◆ Exercise details: Copy each line below without leaving any out.

Rows from a figure dataset
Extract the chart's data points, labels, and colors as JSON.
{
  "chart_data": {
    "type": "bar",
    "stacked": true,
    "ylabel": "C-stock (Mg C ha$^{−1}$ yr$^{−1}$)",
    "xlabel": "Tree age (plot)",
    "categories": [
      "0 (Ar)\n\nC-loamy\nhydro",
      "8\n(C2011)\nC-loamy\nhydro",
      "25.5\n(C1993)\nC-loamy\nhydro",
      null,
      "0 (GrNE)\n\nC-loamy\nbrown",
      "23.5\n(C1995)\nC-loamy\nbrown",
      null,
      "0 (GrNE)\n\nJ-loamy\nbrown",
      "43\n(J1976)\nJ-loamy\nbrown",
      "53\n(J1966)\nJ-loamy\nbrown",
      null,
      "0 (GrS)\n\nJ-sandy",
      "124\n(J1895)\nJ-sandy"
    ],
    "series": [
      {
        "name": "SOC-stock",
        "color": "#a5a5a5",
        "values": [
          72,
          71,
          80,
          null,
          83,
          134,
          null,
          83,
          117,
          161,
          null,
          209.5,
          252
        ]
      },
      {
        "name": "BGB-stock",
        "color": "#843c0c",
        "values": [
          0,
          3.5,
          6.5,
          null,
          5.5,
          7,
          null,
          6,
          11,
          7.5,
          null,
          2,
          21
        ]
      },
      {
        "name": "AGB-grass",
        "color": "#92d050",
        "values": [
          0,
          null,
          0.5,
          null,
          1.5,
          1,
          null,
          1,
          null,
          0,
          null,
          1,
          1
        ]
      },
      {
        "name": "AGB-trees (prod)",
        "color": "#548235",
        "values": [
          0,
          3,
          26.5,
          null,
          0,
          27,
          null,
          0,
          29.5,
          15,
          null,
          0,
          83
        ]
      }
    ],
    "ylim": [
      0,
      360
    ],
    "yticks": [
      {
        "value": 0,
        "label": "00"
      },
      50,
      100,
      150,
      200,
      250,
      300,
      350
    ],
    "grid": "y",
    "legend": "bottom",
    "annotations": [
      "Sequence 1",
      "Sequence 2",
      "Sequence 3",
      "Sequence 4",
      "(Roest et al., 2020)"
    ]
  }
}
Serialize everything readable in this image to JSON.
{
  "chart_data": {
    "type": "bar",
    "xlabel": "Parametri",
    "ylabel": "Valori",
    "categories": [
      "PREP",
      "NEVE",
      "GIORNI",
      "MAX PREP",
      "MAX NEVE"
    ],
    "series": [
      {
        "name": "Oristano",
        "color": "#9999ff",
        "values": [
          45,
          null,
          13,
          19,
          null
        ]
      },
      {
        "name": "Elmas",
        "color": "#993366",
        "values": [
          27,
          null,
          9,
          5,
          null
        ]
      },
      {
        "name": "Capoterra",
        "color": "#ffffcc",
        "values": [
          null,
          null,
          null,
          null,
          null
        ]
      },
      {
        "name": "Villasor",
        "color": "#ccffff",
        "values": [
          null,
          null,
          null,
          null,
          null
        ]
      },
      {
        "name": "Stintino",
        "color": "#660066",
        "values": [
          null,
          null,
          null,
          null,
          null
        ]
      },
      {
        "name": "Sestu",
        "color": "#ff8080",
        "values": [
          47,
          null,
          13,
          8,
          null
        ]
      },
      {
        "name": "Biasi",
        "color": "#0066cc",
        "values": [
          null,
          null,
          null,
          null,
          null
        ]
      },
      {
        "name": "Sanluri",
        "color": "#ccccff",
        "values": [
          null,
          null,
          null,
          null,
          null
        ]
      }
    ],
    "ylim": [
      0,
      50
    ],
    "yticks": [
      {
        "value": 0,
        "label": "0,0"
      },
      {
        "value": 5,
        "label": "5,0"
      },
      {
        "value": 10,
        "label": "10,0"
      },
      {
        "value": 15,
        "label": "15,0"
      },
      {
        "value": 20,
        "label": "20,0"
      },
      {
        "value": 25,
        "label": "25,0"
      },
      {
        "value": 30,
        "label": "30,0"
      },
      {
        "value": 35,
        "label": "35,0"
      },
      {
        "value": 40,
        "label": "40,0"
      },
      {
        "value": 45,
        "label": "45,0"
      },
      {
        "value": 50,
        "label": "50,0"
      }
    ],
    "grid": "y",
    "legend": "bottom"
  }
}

◆ Problem solution:
Extract the chart's data points, labels, and colors as JSON.
{
  "chart_data": {
    "type": "bar",
    "stacked": true,
    "ylabel": "C-stock (Mg C ha$^{−1}$ yr$^{−1}$)",
    "xlabel": "Tree age (plot)",
    "categories": [
      "0 (Ar)\n\nC-loamy\nhydro",
      "8\n(C2011)\nC-loamy\nhydro",
      "25.5\n(C1993)\nC-loamy\nhydro",
      null,
      "0 (GrNE)\n\nC-loamy\nbrown",
      "23.5\n(C1995)\nC-loamy\nbrown",
      null,
      "0 (GrNE)\n\nJ-loamy\nbrown",
      "43\n(J1976)\nJ-loamy\nbrown",
      "53\n(J1966)\nJ-loamy\nbrown",
      null,
      "0 (GrS)\n\nJ-sandy",
      "124\n(J1895)\nJ-sandy"
    ],
    "series": [
      {
        "name": "SOC-stock",
        "color": "#a5a5a5",
        "values": [
          72,
          71,
          80,
          null,
          83,
          134,
          null,
          83,
          117,
          161,
          null,
          209.5,
          252
        ]
      },
      {
        "name": "BGB-stock",
        "color": "#843c0c",
        "values": [
          0,
          3.5,
          6.5,
          null,
          5.5,
          7,
          null,
          6,
          11,
          7.5,
          null,
          2,
          21
        ]
      },
      {
        "name": "AGB-grass",
        "color": "#92d050",
        "values": [
          0,
          null,
          0.5,
          null,
          1.5,
          1,
          null,
          1,
          null,
          0,
          null,
          1,
          1
        ]
      },
      {
        "name": "AGB-trees (prod)",
        "color": "#548235",
        "values": [
          0,
          3,
          26.5,
          null,
          0,
          27,
          null,
          0,
          29.5,
          15,
          null,
          0,
          83
        ]
      }
    ],
    "ylim": [
      0,
      360
    ],
    "yticks": [
      {
        "value": 0,
        "label": "00"
      },
      50,
      100,
      150,
      200,
      250,
      300,
      350
    ],
    "grid": "y",
    "legend": "bottom",
    "annotations": [
      "Sequence 1",
      "Sequence 2",
      "Sequence 3",
      "Sequence 4",
      "(Roest et al., 2020)"
    ]
  }
}
Serialize everything readable in this image to JSON.
{
  "chart_data": {
    "type": "bar",
    "xlabel": "Parametri",
    "ylabel": "Valori",
    "categories": [
      "PREP",
      "NEVE",
      "GIORNI",
      "MAX PREP",
      "MAX NEVE"
    ],
    "series": [
      {
        "name": "Oristano",
        "color": "#9999ff",
        "values": [
          45,
          null,
          13,
          19,
          null
        ]
      },
      {
        "name": "Elmas",
        "color": "#993366",
        "values": [
          27,
          null,
          9,
          5,
          null
        ]
      },
      {
        "name": "Capoterra",
        "color": "#ffffcc",
        "values": [
          null,
          null,
          null,
          null,
          null
        ]
      },
      {
        "name": "Villasor",
        "color": "#ccffff",
        "values": [
          null,
          null,
          null,
          null,
          null
        ]
      },
      {
        "name": "Stintino",
        "color": "#660066",
        "values": [
          null,
          null,
          null,
          null,
          null
        ]
      },
      {
        "name": "Sestu",
        "color": "#ff8080",
        "values": [
          47,
          null,
          13,
          8,
          null
        ]
      },
      {
        "name": "Biasi",
        "color": "#0066cc",
        "values": [
          null,
          null,
          null,
          null,
          null
        ]
      },
      {
        "name": "Sanluri",
        "color": "#ccccff",
        "values": [
          null,
          null,
          null,
          null,
          null
        ]
      }
    ],
    "ylim": [
      0,
      50
    ],
    "yticks": [
      {
        "value": 0,
        "label": "0,0"
      },
      {
        "value": 5,
        "label": "5,0"
      },
      {
        "value": 10,
        "label": "10,0"
      },
      {
        "value": 15,
        "label": "15,0"
      },
      {
        "value": 20,
        "label": "20,0"
      },
      {
        "value": 25,
        "label": "25,0"
      },
      {
        "value": 30,
        "label": "30,0"
      },
      {
        "value": 35,
        "label": "35,0"
      },
      {
        "value": 40,
        "label": "40,0"
      },
      {
        "value": 45,
        "label": "45,0"
      },
      {
        "value": 50,
        "label": "50,0"
      }
    ],
    "grid": "y",
    "legend": "bottom"
  }
}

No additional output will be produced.